Directions for this task ::
Gather all lines with "value" from the records.

Rows from a figure dataset:
--- --- ---

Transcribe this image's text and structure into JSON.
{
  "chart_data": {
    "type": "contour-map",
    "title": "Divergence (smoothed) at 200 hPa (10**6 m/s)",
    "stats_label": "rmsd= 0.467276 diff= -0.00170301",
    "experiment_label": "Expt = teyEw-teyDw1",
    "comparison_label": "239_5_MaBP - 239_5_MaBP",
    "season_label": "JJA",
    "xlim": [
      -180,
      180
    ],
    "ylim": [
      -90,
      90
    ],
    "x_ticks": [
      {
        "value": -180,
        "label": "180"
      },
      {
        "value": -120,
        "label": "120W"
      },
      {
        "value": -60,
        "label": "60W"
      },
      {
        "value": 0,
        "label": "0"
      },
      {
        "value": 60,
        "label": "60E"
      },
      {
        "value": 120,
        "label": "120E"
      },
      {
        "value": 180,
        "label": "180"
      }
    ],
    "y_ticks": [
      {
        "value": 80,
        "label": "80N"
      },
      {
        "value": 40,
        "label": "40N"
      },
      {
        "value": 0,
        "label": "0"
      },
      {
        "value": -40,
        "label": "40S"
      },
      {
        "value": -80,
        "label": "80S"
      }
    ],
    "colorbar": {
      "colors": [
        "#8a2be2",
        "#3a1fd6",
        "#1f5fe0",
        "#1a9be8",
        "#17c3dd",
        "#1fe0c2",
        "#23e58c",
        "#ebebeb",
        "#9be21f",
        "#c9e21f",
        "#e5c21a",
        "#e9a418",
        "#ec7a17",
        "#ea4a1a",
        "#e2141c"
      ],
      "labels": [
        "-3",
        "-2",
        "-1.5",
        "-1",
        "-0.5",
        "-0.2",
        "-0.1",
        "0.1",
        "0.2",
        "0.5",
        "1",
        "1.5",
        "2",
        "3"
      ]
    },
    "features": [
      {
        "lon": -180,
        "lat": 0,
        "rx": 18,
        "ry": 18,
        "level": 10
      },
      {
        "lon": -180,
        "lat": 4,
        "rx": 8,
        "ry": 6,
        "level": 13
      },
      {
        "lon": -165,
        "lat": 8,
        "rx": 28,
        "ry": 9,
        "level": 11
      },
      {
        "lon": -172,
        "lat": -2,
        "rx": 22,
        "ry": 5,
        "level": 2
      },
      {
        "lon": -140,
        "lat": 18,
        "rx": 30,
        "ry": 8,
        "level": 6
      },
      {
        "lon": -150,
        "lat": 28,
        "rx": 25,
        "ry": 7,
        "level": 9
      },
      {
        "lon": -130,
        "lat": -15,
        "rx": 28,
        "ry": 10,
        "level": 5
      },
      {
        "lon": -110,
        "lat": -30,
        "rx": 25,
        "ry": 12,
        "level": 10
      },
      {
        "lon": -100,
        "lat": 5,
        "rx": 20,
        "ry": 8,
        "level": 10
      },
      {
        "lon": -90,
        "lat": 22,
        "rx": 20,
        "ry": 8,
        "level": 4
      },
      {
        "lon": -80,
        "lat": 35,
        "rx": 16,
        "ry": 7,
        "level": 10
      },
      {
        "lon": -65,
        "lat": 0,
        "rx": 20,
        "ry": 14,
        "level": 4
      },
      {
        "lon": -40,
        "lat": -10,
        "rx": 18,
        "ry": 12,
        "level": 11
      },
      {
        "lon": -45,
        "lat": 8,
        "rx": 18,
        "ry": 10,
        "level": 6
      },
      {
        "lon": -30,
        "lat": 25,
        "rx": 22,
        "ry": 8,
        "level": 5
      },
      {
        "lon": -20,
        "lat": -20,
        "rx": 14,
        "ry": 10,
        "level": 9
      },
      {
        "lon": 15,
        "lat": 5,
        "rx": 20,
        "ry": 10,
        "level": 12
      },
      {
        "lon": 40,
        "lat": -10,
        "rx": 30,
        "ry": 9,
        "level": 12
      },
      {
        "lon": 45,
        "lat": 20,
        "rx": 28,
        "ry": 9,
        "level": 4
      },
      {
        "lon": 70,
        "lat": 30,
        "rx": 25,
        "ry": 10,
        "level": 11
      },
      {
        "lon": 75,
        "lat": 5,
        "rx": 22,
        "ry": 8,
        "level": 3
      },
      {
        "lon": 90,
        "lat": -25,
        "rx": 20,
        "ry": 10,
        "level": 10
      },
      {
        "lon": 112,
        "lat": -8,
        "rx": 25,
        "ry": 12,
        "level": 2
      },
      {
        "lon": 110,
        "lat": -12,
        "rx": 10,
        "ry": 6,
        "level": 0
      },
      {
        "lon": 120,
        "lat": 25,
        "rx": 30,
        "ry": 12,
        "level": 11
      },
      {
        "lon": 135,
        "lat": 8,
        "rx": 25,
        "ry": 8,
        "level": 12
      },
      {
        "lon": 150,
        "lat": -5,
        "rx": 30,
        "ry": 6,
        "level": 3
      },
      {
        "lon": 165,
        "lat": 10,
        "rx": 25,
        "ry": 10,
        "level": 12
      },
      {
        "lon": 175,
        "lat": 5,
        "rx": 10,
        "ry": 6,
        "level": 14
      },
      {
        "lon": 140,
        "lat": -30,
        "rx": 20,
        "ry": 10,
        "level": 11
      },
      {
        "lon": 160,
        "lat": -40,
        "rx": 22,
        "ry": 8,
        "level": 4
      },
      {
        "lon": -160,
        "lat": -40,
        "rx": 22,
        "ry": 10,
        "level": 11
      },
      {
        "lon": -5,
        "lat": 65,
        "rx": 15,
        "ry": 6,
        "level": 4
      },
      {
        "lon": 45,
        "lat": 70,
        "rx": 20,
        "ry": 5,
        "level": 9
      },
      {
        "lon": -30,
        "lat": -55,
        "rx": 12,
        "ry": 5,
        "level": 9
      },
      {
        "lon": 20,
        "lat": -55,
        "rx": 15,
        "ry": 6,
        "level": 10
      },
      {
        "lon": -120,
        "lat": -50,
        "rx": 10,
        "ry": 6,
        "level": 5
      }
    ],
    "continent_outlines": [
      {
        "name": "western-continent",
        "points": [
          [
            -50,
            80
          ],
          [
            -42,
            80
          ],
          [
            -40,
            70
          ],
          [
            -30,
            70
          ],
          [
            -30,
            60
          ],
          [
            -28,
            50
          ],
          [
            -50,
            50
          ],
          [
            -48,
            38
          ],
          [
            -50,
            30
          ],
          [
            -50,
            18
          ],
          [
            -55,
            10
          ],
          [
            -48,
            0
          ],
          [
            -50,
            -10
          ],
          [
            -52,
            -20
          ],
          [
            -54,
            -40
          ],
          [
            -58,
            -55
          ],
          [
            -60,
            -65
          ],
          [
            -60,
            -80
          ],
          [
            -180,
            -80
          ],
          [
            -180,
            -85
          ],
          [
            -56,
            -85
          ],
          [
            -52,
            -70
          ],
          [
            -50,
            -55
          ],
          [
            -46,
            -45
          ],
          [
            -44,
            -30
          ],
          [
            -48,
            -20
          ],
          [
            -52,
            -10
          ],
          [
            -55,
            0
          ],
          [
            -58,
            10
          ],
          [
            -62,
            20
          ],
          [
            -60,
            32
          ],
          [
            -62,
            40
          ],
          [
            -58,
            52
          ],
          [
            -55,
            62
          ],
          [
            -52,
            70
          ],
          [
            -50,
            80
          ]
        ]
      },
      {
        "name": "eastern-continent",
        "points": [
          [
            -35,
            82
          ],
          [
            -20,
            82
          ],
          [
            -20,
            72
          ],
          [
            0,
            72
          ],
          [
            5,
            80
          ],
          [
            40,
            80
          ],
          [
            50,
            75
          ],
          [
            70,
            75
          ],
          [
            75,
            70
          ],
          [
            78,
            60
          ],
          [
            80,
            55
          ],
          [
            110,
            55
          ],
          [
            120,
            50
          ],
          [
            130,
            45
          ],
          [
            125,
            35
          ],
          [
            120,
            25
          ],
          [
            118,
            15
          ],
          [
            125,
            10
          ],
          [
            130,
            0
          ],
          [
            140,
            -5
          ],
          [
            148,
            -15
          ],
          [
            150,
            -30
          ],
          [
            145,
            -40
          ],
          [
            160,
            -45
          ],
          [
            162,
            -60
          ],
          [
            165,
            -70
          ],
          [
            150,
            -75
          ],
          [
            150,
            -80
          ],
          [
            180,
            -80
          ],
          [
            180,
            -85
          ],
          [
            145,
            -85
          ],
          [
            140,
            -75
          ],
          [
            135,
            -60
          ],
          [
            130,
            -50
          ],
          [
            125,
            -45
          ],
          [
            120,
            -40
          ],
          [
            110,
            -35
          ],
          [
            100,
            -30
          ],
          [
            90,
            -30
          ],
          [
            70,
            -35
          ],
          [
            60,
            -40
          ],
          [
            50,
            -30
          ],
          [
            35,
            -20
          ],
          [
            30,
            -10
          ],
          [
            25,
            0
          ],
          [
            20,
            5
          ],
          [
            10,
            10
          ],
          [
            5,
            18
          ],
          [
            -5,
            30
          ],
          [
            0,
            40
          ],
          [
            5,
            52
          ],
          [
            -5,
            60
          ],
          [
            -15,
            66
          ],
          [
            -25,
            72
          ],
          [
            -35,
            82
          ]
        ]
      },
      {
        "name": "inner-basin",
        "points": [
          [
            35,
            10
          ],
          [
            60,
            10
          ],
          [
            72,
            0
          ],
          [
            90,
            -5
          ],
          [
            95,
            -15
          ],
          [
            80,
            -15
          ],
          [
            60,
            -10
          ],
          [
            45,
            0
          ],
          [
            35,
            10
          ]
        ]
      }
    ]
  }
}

--- --- ---

Solution to the exercise ::
        "value": -180,
        "value": -120,
        "value": -60,
        "value": 0,
        "value": 60,
        "value": 120,
        "value": 180,
        "value": 80,
        "value": 40,
        "value": 0,
        "value": -40,
        "value": -80,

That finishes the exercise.